_WORK INSTRUCTIONS_: Copy every line with the string "inkomna" in it.
── DATA FOR THIS EXERCISE
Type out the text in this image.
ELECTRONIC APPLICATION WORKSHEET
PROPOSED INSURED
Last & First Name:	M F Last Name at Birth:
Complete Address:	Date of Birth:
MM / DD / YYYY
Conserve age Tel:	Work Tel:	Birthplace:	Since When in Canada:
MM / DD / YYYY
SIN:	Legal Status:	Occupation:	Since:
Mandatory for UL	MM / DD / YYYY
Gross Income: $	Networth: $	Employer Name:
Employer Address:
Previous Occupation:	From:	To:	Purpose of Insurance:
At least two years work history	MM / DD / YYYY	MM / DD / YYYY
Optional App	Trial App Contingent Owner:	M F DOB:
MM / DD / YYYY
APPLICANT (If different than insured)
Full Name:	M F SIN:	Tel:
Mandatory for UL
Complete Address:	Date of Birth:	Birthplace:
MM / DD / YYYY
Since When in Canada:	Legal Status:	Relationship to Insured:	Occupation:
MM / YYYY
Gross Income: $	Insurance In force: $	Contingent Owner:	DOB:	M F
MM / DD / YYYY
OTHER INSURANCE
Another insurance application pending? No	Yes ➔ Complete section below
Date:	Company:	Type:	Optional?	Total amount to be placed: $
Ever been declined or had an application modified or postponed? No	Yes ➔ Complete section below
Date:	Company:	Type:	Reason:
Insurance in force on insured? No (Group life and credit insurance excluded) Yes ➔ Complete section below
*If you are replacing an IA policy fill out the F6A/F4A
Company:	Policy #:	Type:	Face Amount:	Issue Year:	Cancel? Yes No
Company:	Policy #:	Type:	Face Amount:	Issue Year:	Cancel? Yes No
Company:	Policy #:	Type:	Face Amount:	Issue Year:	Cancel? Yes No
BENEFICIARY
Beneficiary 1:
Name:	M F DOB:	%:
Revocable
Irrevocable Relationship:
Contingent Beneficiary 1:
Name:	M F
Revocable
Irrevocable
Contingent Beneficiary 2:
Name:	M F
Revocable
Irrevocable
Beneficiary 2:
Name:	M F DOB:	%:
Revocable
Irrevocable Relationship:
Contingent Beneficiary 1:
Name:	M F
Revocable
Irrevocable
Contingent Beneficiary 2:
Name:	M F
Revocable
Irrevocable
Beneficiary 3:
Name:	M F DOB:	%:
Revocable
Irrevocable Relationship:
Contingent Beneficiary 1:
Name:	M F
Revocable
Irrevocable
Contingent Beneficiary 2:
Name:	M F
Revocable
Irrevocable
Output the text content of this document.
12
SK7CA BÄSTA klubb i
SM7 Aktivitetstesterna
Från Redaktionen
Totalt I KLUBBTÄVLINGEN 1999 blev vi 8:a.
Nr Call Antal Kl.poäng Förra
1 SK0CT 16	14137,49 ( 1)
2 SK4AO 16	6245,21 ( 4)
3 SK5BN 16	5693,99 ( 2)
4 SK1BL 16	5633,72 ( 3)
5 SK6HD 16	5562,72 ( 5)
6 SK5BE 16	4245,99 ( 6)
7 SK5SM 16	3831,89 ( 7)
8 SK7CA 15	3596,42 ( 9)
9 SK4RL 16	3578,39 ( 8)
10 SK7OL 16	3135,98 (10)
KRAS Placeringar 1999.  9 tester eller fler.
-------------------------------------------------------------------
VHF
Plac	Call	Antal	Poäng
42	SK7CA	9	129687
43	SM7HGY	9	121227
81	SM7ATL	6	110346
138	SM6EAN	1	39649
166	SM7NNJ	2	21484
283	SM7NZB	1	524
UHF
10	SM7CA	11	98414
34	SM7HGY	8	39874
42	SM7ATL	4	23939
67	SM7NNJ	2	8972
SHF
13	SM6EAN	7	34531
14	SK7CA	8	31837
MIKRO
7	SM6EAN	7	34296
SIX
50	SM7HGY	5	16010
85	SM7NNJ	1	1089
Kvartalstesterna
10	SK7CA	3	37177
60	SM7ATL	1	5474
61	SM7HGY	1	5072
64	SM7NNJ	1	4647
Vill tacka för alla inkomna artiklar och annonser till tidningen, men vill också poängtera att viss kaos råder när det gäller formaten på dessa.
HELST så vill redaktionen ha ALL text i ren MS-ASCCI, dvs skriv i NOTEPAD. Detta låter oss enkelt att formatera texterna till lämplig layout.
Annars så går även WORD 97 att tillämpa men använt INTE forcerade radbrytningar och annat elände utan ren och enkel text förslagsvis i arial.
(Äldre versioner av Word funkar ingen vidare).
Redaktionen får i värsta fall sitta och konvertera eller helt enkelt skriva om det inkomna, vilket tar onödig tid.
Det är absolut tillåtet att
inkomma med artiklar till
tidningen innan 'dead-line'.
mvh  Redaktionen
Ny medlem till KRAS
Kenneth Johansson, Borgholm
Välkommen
────
_PROBLEM SOLUTION_:
Vill tacka för alla inkomna artiklar och annonser till tidningen, men vill också poängtera att viss kaos råder när det gäller formaten på dessa.
Redaktionen får i värsta fall sitta och konvertera eller helt enkelt skriva om det inkomna, vilket tar onödig tid.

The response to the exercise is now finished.